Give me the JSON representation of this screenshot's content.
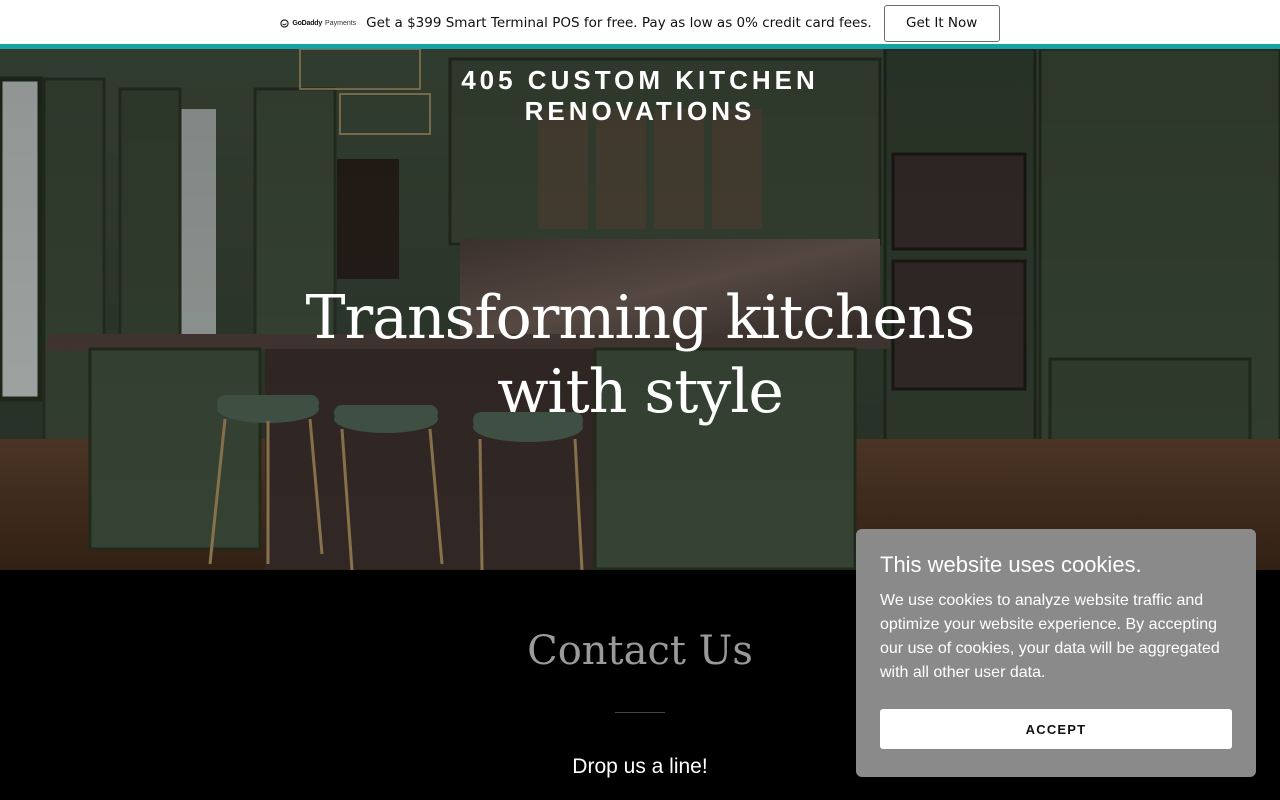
{
  "promo": {
    "brand": "GoDaddy",
    "brand_sub": "Payments",
    "message": "Get a $399 Smart Terminal POS for free. Pay as low as 0% credit card fees.",
    "cta_label": "Get It Now",
    "accent_color": "#14a3a5"
  },
  "hero": {
    "site_title_line1": "405 CUSTOM KITCHEN",
    "site_title_line2": "RENOVATIONS",
    "headline": "Transforming kitchens with style",
    "background": "green kitchen cabinets with marble island and bar stools"
  },
  "contact": {
    "title": "Contact Us",
    "subtitle": "Drop us a line!"
  },
  "cookie_banner": {
    "title": "This website uses cookies.",
    "body": "We use cookies to analyze website traffic and optimize your website experience. By accepting our use of cookies, your data will be aggregated with all other user data.",
    "accept_label": "ACCEPT"
  }
}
------
* [AIM]
Return the whole listing, word for word, and leave out every picture.

* [RESULT OF THIS TASK]
Give me the JSON representation of this screenshot's content.
{
  "promo": {
    "brand": "GoDaddy",
    "brand_sub": "Payments",
    "message": "Get a $399 Smart Terminal POS for free. Pay as low as 0% credit card fees.",
    "cta_label": "Get It Now",
    "accent_color": "#14a3a5"
  },
  "hero": {
    "site_title_line1": "405 CUSTOM KITCHEN",
    "site_title_line2": "RENOVATIONS",
    "headline": "Transforming kitchens with style",
    "background": "green kitchen cabinets with marble island and bar stools"
  },
  "contact": {
    "title": "Contact Us",
    "subtitle": "Drop us a line!"
  },
  "cookie_banner": {
    "title": "This website uses cookies.",
    "body": "We use cookies to analyze website traffic and optimize your website experience. By accepting our use of cookies, your data will be aggregated with all other user data.",
    "accept_label": "ACCEPT"
  }
}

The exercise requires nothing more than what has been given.